▽
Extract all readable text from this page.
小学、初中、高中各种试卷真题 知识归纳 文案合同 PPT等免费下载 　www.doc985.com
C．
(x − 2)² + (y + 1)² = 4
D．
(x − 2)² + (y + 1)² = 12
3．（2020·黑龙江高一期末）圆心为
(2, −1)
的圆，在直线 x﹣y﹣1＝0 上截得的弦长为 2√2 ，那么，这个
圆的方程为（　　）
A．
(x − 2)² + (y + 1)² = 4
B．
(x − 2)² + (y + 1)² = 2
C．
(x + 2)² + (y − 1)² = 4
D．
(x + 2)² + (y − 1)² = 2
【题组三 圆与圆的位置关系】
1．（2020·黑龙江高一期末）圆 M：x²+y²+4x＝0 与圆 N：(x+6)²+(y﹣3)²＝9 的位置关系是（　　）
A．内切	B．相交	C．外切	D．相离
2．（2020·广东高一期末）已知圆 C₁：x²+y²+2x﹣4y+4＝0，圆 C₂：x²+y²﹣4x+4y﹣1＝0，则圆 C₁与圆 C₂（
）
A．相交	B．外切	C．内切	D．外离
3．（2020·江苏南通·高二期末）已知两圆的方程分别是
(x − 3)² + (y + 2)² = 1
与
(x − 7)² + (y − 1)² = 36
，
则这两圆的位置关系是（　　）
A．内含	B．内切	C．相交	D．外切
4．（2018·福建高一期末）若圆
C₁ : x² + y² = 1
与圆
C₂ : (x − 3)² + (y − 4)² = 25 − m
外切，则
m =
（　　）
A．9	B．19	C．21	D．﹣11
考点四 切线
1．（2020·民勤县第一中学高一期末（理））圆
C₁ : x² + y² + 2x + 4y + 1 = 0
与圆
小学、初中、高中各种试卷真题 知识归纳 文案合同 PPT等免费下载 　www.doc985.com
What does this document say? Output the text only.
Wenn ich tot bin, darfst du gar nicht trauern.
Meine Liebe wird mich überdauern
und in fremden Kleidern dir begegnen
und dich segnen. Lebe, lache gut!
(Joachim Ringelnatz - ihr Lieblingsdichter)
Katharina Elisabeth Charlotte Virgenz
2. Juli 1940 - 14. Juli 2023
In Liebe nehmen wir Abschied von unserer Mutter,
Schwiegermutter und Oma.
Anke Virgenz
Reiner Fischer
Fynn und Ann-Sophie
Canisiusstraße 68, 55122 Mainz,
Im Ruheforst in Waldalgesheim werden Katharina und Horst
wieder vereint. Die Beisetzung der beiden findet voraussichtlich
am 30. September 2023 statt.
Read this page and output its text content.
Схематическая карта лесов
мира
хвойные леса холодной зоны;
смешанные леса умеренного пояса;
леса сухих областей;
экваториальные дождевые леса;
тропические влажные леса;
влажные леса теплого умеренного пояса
△
→ **Stated problem**:
Consider the entries above and return each line with the string "this".

→ **Exercise response**:
Extract all readable text from this page.
What does this document say? Output the text only.
Read this page and output its text content.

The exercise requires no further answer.